Work instructions: Your task is to copy the listing exactly, with the pictures left out.

+ + + + +

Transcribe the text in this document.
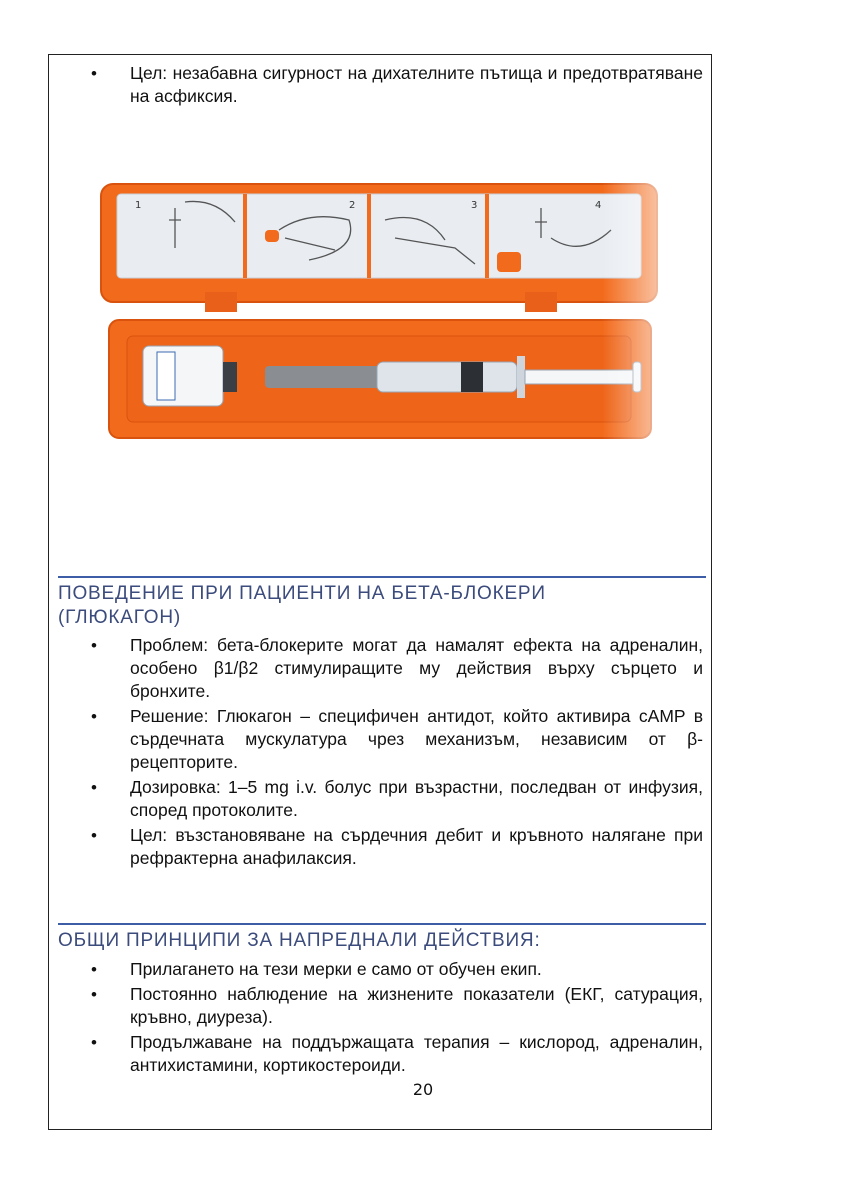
• Цел: незабавна сигурност на дихателните пътища и предотвратяване на асфиксия.
ПОВЕДЕНИЕ ПРИ ПАЦИЕНТИ НА БЕТА-БЛОКЕРИ
(ГЛЮКАГОН)
• Проблем: бета-блокерите могат да намалят ефекта на адреналин, особено β1/β2 стимулиращите му действия върху сърцето и бронхите.
• Решение: Глюкагон – специфичен антидот, който активира cAMP в сърдечната мускулатура чрез механизъм, независим от β-рецепторите.
• Дозировка: 1–5 mg i.v. болус при възрастни, последван от инфузия, според протоколите.
• Цел: възстановяване на сърдечния дебит и кръвното налягане при рефрактерна анафилаксия.
ОБЩИ ПРИНЦИПИ ЗА НАПРЕДНАЛИ ДЕЙСТВИЯ:
• Прилагането на тези мерки е само от обучен екип.
• Постоянно наблюдение на жизнените показатели (ЕКГ, сатурация, кръвно, диуреза).
• Продължаване на поддържащата терапия – кислород, адреналин, антихистамини, кортикостероиди.
20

+ + + + +

Result below:
Transcribe the text in this document.
• Цел: незабавна сигурност на дихателните пътища и предотвратяване на асфиксия.
ПОВЕДЕНИЕ ПРИ ПАЦИЕНТИ НА БЕТА-БЛОКЕРИ
(ГЛЮКАГОН)
• Проблем: бета-блокерите могат да намалят ефекта на адреналин, особено β1/β2 стимулиращите му действия върху сърцето и бронхите.
• Решение: Глюкагон – специфичен антидот, който активира cAMP в сърдечната мускулатура чрез механизъм, независим от β-рецепторите.
• Дозировка: 1–5 mg i.v. болус при възрастни, последван от инфузия, според протоколите.
• Цел: възстановяване на сърдечния дебит и кръвното налягане при рефрактерна анафилаксия.
ОБЩИ ПРИНЦИПИ ЗА НАПРЕДНАЛИ ДЕЙСТВИЯ:
• Прилагането на тези мерки е само от обучен екип.
• Постоянно наблюдение на жизнените показатели (ЕКГ, сатурация, кръвно, диуреза).
• Продължаване на поддържащата терапия – кислород, адреналин, антихистамини, кортикостероиди.
20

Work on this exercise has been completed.